• **WHAT YOU HAVE TO DO**:
Reproduce each line of the listing exactly.

►

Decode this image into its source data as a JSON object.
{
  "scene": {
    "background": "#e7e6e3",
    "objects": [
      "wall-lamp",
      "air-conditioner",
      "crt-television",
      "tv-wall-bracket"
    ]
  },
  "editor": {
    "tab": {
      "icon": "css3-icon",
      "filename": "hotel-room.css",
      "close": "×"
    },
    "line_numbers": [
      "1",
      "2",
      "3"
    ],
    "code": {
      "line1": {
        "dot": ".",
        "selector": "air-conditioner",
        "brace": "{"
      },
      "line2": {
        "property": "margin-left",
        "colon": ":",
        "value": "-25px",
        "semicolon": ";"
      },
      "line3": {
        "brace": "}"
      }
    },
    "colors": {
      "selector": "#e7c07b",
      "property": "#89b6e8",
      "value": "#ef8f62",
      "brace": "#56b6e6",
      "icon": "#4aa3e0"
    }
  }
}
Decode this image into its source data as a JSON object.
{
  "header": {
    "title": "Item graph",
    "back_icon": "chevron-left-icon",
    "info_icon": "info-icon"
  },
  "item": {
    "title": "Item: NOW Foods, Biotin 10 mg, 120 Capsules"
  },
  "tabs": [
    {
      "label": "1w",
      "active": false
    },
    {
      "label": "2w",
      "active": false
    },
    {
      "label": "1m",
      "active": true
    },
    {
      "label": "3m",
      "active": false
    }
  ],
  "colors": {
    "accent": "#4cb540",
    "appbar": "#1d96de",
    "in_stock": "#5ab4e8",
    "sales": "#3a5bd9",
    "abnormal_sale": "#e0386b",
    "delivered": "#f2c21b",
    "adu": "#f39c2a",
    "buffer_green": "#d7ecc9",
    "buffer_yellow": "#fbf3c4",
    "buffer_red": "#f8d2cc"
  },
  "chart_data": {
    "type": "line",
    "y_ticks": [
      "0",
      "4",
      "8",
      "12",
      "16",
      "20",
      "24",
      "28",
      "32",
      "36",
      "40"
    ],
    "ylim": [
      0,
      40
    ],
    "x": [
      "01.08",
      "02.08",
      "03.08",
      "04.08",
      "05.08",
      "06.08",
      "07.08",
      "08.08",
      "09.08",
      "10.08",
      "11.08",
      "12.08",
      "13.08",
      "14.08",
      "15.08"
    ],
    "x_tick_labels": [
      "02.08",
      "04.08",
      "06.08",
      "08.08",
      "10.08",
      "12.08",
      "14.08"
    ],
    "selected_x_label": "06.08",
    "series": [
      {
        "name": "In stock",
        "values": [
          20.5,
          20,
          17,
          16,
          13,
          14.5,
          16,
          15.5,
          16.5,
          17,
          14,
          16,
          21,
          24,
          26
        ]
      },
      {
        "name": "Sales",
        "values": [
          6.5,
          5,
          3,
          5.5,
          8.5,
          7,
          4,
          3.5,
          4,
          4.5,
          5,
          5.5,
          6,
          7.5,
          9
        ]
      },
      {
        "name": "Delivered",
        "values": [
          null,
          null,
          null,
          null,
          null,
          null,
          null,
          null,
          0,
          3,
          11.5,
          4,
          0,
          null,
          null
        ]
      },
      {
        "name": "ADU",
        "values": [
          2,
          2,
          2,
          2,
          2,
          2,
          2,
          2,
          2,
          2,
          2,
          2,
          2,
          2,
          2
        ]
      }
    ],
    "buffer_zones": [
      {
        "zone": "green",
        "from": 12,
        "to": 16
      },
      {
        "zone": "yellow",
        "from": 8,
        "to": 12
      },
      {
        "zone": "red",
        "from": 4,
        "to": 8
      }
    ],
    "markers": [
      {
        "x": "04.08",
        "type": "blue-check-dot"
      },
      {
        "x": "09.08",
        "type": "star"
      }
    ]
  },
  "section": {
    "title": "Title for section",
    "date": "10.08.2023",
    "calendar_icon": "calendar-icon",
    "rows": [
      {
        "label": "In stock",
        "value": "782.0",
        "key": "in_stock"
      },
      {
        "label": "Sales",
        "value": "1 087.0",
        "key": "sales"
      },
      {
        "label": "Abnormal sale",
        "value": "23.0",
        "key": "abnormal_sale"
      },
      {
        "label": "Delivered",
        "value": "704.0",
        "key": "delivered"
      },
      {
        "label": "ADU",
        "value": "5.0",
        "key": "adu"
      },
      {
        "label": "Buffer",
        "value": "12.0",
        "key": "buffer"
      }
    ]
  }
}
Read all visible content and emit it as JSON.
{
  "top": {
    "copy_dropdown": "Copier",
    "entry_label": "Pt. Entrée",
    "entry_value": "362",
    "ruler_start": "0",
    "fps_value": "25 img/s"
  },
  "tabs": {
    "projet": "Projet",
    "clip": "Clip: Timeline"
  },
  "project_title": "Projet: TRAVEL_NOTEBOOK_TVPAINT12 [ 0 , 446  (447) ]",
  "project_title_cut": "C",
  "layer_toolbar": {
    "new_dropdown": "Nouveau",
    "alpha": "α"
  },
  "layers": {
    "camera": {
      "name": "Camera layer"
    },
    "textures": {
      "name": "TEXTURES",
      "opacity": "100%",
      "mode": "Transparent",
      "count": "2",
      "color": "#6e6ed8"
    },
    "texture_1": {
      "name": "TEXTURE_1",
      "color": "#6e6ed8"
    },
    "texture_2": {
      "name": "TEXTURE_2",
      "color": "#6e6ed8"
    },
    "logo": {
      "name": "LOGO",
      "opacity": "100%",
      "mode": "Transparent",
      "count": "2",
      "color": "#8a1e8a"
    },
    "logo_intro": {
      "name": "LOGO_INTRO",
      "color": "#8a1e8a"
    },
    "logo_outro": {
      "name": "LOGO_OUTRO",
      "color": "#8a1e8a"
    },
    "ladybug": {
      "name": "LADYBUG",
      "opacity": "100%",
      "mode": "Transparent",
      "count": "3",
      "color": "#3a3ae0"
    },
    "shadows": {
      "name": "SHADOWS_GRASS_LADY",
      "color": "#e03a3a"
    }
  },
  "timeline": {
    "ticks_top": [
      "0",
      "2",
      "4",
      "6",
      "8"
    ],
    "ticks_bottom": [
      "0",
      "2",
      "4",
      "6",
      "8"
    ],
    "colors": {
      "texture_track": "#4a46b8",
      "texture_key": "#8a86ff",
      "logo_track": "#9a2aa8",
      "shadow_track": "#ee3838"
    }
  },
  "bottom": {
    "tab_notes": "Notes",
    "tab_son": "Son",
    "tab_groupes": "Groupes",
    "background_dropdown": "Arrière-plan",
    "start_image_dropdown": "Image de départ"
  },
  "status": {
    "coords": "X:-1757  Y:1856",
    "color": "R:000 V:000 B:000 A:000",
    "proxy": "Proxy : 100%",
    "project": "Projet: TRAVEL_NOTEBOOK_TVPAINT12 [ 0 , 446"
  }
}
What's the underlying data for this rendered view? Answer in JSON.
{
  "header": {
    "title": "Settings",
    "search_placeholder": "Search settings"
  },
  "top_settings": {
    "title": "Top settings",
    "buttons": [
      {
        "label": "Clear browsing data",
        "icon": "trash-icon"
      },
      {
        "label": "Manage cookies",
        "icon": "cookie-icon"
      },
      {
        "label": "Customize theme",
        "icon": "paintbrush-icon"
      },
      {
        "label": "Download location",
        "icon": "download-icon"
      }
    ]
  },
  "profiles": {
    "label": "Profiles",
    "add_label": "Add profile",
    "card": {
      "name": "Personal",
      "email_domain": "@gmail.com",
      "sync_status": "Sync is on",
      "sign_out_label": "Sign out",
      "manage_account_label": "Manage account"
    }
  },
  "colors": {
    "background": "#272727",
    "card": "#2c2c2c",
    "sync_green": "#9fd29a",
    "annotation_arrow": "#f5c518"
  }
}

◄

• **WRITTEN ANSWER**:
Decode this image into its source data as a JSON object.
{
  "scene": {
    "background": "#e7e6e3",
    "objects": [
      "wall-lamp",
      "air-conditioner",
      "crt-television",
      "tv-wall-bracket"
    ]
  },
  "editor": {
    "tab": {
      "icon": "css3-icon",
      "filename": "hotel-room.css",
      "close": "×"
    },
    "line_numbers": [
      "1",
      "2",
      "3"
    ],
    "code": {
      "line1": {
        "dot": ".",
        "selector": "air-conditioner",
        "brace": "{"
      },
      "line2": {
        "property": "margin-left",
        "colon": ":",
        "value": "-25px",
        "semicolon": ";"
      },
      "line3": {
        "brace": "}"
      }
    },
    "colors": {
      "selector": "#e7c07b",
      "property": "#89b6e8",
      "value": "#ef8f62",
      "brace": "#56b6e6",
      "icon": "#4aa3e0"
    }
  }
}
Decode this image into its source data as a JSON object.
{
  "header": {
    "title": "Item graph",
    "back_icon": "chevron-left-icon",
    "info_icon": "info-icon"
  },
  "item": {
    "title": "Item: NOW Foods, Biotin 10 mg, 120 Capsules"
  },
  "tabs": [
    {
      "label": "1w",
      "active": false
    },
    {
      "label": "2w",
      "active": false
    },
    {
      "label": "1m",
      "active": true
    },
    {
      "label": "3m",
      "active": false
    }
  ],
  "colors": {
    "accent": "#4cb540",
    "appbar": "#1d96de",
    "in_stock": "#5ab4e8",
    "sales": "#3a5bd9",
    "abnormal_sale": "#e0386b",
    "delivered": "#f2c21b",
    "adu": "#f39c2a",
    "buffer_green": "#d7ecc9",
    "buffer_yellow": "#fbf3c4",
    "buffer_red": "#f8d2cc"
  },
  "chart_data": {
    "type": "line",
    "y_ticks": [
      "0",
      "4",
      "8",
      "12",
      "16",
      "20",
      "24",
      "28",
      "32",
      "36",
      "40"
    ],
    "ylim": [
      0,
      40
    ],
    "x": [
      "01.08",
      "02.08",
      "03.08",
      "04.08",
      "05.08",
      "06.08",
      "07.08",
      "08.08",
      "09.08",
      "10.08",
      "11.08",
      "12.08",
      "13.08",
      "14.08",
      "15.08"
    ],
    "x_tick_labels": [
      "02.08",
      "04.08",
      "06.08",
      "08.08",
      "10.08",
      "12.08",
      "14.08"
    ],
    "selected_x_label": "06.08",
    "series": [
      {
        "name": "In stock",
        "values": [
          20.5,
          20,
          17,
          16,
          13,
          14.5,
          16,
          15.5,
          16.5,
          17,
          14,
          16,
          21,
          24,
          26
        ]
      },
      {
        "name": "Sales",
        "values": [
          6.5,
          5,
          3,
          5.5,
          8.5,
          7,
          4,
          3.5,
          4,
          4.5,
          5,
          5.5,
          6,
          7.5,
          9
        ]
      },
      {
        "name": "Delivered",
        "values": [
          null,
          null,
          null,
          null,
          null,
          null,
          null,
          null,
          0,
          3,
          11.5,
          4,
          0,
          null,
          null
        ]
      },
      {
        "name": "ADU",
        "values": [
          2,
          2,
          2,
          2,
          2,
          2,
          2,
          2,
          2,
          2,
          2,
          2,
          2,
          2,
          2
        ]
      }
    ],
    "buffer_zones": [
      {
        "zone": "green",
        "from": 12,
        "to": 16
      },
      {
        "zone": "yellow",
        "from": 8,
        "to": 12
      },
      {
        "zone": "red",
        "from": 4,
        "to": 8
      }
    ],
    "markers": [
      {
        "x": "04.08",
        "type": "blue-check-dot"
      },
      {
        "x": "09.08",
        "type": "star"
      }
    ]
  },
  "section": {
    "title": "Title for section",
    "date": "10.08.2023",
    "calendar_icon": "calendar-icon",
    "rows": [
      {
        "label": "In stock",
        "value": "782.0",
        "key": "in_stock"
      },
      {
        "label": "Sales",
        "value": "1 087.0",
        "key": "sales"
      },
      {
        "label": "Abnormal sale",
        "value": "23.0",
        "key": "abnormal_sale"
      },
      {
        "label": "Delivered",
        "value": "704.0",
        "key": "delivered"
      },
      {
        "label": "ADU",
        "value": "5.0",
        "key": "adu"
      },
      {
        "label": "Buffer",
        "value": "12.0",
        "key": "buffer"
      }
    ]
  }
}
Read all visible content and emit it as JSON.
{
  "top": {
    "copy_dropdown": "Copier",
    "entry_label": "Pt. Entrée",
    "entry_value": "362",
    "ruler_start": "0",
    "fps_value": "25 img/s"
  },
  "tabs": {
    "projet": "Projet",
    "clip": "Clip: Timeline"
  },
  "project_title": "Projet: TRAVEL_NOTEBOOK_TVPAINT12 [ 0 , 446  (447) ]",
  "project_title_cut": "C",
  "layer_toolbar": {
    "new_dropdown": "Nouveau",
    "alpha": "α"
  },
  "layers": {
    "camera": {
      "name": "Camera layer"
    },
    "textures": {
      "name": "TEXTURES",
      "opacity": "100%",
      "mode": "Transparent",
      "count": "2",
      "color": "#6e6ed8"
    },
    "texture_1": {
      "name": "TEXTURE_1",
      "color": "#6e6ed8"
    },
    "texture_2": {
      "name": "TEXTURE_2",
      "color": "#6e6ed8"
    },
    "logo": {
      "name": "LOGO",
      "opacity": "100%",
      "mode": "Transparent",
      "count": "2",
      "color": "#8a1e8a"
    },
    "logo_intro": {
      "name": "LOGO_INTRO",
      "color": "#8a1e8a"
    },
    "logo_outro": {
      "name": "LOGO_OUTRO",
      "color": "#8a1e8a"
    },
    "ladybug": {
      "name": "LADYBUG",
      "opacity": "100%",
      "mode": "Transparent",
      "count": "3",
      "color": "#3a3ae0"
    },
    "shadows": {
      "name": "SHADOWS_GRASS_LADY",
      "color": "#e03a3a"
    }
  },
  "timeline": {
    "ticks_top": [
      "0",
      "2",
      "4",
      "6",
      "8"
    ],
    "ticks_bottom": [
      "0",
      "2",
      "4",
      "6",
      "8"
    ],
    "colors": {
      "texture_track": "#4a46b8",
      "texture_key": "#8a86ff",
      "logo_track": "#9a2aa8",
      "shadow_track": "#ee3838"
    }
  },
  "bottom": {
    "tab_notes": "Notes",
    "tab_son": "Son",
    "tab_groupes": "Groupes",
    "background_dropdown": "Arrière-plan",
    "start_image_dropdown": "Image de départ"
  },
  "status": {
    "coords": "X:-1757  Y:1856",
    "color": "R:000 V:000 B:000 A:000",
    "proxy": "Proxy : 100%",
    "project": "Projet: TRAVEL_NOTEBOOK_TVPAINT12 [ 0 , 446"
  }
}
What's the underlying data for this rendered view? Answer in JSON.
{
  "header": {
    "title": "Settings",
    "search_placeholder": "Search settings"
  },
  "top_settings": {
    "title": "Top settings",
    "buttons": [
      {
        "label": "Clear browsing data",
        "icon": "trash-icon"
      },
      {
        "label": "Manage cookies",
        "icon": "cookie-icon"
      },
      {
        "label": "Customize theme",
        "icon": "paintbrush-icon"
      },
      {
        "label": "Download location",
        "icon": "download-icon"
      }
    ]
  },
  "profiles": {
    "label": "Profiles",
    "add_label": "Add profile",
    "card": {
      "name": "Personal",
      "email_domain": "@gmail.com",
      "sync_status": "Sync is on",
      "sign_out_label": "Sign out",
      "manage_account_label": "Manage account"
    }
  },
  "colors": {
    "background": "#272727",
    "card": "#2c2c2c",
    "sync_green": "#9fd29a",
    "annotation_arrow": "#f5c518"
  }
}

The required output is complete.